Objective. How many lines in the records below hold the string "геодезических"? Please answer with the number and nothing more.

Data provided.
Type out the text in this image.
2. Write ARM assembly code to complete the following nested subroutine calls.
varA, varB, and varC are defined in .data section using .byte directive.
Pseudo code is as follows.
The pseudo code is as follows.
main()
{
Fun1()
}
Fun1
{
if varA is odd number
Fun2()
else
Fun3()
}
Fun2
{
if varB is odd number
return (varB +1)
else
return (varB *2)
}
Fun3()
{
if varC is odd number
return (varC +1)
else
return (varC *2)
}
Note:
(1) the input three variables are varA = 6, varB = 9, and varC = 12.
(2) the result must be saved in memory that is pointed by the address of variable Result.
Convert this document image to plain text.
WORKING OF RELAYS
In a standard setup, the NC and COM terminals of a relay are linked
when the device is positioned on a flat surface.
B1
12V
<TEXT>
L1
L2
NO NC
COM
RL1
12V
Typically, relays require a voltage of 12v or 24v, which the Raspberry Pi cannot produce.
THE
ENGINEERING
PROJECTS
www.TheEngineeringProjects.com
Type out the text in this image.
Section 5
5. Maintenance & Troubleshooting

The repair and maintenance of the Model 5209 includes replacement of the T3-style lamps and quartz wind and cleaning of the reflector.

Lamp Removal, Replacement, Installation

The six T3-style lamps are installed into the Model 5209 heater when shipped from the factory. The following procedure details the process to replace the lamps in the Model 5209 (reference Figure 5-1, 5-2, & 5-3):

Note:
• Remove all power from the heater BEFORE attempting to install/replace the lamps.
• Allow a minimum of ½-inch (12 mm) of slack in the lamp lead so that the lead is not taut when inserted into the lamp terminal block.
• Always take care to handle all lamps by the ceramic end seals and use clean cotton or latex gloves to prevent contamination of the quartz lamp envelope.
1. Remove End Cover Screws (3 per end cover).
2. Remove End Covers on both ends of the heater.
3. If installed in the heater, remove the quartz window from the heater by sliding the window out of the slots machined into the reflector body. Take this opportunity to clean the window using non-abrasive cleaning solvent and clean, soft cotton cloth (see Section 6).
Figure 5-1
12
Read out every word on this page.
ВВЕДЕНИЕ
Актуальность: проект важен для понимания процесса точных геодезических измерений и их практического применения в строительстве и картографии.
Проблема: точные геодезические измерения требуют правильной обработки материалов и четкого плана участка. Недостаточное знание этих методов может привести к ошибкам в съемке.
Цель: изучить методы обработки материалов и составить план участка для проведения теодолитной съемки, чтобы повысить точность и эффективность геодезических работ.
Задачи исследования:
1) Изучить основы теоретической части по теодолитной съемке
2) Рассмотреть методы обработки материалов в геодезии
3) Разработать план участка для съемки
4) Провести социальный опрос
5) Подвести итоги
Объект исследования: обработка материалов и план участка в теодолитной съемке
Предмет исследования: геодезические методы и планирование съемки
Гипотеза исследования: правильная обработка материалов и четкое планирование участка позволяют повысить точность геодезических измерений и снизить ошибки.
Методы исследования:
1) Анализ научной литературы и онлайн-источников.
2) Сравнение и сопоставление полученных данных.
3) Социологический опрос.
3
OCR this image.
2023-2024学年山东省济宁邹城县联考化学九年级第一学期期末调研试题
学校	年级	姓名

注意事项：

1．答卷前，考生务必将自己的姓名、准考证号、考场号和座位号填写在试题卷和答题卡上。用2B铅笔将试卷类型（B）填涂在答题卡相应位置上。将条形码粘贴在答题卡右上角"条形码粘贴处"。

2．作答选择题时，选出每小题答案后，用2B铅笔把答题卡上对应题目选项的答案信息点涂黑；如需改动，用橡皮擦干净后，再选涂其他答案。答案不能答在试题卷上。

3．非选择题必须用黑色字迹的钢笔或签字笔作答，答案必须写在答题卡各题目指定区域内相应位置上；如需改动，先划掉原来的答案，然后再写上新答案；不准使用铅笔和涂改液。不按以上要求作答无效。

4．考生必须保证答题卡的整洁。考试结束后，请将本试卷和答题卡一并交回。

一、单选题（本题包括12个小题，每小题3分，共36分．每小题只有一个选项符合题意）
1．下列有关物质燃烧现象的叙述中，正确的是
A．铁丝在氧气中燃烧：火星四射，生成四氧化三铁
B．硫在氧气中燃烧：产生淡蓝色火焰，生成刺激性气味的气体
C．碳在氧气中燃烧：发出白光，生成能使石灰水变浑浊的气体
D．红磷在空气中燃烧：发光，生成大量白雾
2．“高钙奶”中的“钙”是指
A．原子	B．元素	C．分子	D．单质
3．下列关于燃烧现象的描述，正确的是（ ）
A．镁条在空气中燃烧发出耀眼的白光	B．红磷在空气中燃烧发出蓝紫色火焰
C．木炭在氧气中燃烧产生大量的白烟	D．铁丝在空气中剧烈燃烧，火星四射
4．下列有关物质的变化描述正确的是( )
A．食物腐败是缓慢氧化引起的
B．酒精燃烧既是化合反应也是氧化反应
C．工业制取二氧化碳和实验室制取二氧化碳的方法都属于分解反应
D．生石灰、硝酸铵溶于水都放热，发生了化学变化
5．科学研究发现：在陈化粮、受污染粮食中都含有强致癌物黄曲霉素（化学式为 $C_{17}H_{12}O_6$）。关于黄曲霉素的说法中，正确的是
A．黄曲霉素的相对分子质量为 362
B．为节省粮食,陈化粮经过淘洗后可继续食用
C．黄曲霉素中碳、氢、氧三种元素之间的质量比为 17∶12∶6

Worked solution. 3